**WHAT TO DO:** Find the string "count" and gather every line that holds it.

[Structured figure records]
# # # # # # #
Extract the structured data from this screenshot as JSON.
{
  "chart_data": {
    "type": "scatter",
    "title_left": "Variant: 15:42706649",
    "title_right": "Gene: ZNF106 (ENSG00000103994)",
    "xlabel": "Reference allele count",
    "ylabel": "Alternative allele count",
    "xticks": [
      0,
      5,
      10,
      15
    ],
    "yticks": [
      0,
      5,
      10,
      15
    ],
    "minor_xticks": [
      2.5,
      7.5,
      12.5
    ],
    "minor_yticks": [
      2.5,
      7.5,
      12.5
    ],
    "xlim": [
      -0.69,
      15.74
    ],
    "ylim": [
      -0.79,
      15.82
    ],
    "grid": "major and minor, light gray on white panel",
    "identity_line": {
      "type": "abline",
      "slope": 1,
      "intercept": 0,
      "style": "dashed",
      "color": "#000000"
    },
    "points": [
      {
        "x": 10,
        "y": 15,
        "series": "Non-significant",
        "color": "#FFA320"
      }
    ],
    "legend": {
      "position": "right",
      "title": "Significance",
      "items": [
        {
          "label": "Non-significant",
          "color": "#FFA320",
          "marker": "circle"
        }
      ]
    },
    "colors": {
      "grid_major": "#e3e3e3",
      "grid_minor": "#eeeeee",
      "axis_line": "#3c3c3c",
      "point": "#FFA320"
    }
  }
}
# # # # # # #
**RESULT OF THIS EXERCISE:**
    "xlabel": "Reference allele count",
    "ylabel": "Alternative allele count",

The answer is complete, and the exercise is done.